- **EXERCISE AIM**:
Pull every line from the rows below and reproduce each one verbatim, with nothing altered or left out.

- **DATA SECTION**:
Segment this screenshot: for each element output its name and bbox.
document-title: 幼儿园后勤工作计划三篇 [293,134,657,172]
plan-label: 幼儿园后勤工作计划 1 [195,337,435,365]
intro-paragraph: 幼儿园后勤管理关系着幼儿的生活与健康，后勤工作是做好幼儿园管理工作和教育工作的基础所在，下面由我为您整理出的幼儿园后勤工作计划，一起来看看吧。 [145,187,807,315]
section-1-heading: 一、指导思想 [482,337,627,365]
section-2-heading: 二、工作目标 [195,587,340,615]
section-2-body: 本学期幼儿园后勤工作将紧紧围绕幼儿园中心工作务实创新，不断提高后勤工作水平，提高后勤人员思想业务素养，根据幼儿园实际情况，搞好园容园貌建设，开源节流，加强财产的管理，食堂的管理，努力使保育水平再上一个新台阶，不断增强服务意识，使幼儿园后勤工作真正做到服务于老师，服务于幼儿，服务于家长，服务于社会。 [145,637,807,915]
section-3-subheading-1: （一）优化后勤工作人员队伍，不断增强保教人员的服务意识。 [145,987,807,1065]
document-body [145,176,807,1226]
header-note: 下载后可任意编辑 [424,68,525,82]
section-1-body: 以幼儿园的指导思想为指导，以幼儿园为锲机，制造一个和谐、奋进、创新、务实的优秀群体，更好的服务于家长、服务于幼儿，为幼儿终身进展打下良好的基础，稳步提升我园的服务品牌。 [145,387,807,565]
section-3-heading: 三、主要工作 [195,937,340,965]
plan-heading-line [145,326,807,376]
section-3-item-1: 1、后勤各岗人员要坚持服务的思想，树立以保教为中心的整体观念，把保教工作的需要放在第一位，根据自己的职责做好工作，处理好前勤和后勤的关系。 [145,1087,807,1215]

- **RESPONSE FOR THIS EXERCISE**:
Segment this screenshot: for each element output its name and bbox.
document-title: 幼儿园后勤工作计划三篇 [293,134,657,172]
plan-label: 幼儿园后勤工作计划 1 [195,337,435,365]
intro-paragraph: 幼儿园后勤管理关系着幼儿的生活与健康，后勤工作是做好幼儿园管理工作和教育工作的基础所在，下面由我为您整理出的幼儿园后勤工作计划，一起来看看吧。 [145,187,807,315]
section-1-heading: 一、指导思想 [482,337,627,365]
section-2-heading: 二、工作目标 [195,587,340,615]
section-2-body: 本学期幼儿园后勤工作将紧紧围绕幼儿园中心工作务实创新，不断提高后勤工作水平，提高后勤人员思想业务素养，根据幼儿园实际情况，搞好园容园貌建设，开源节流，加强财产的管理，食堂的管理，努力使保育水平再上一个新台阶，不断增强服务意识，使幼儿园后勤工作真正做到服务于老师，服务于幼儿，服务于家长，服务于社会。 [145,637,807,915]
section-3-subheading-1: （一）优化后勤工作人员队伍，不断增强保教人员的服务意识。 [145,987,807,1065]
document-body [145,176,807,1226]
header-note: 下载后可任意编辑 [424,68,525,82]
section-1-body: 以幼儿园的指导思想为指导，以幼儿园为锲机，制造一个和谐、奋进、创新、务实的优秀群体，更好的服务于家长、服务于幼儿，为幼儿终身进展打下良好的基础，稳步提升我园的服务品牌。 [145,387,807,565]
section-3-heading: 三、主要工作 [195,937,340,965]
plan-heading-line [145,326,807,376]
section-3-item-1: 1、后勤各岗人员要坚持服务的思想，树立以保教为中心的整体观念，把保教工作的需要放在第一位，根据自己的职责做好工作，处理好前勤和后勤的关系。 [145,1087,807,1215]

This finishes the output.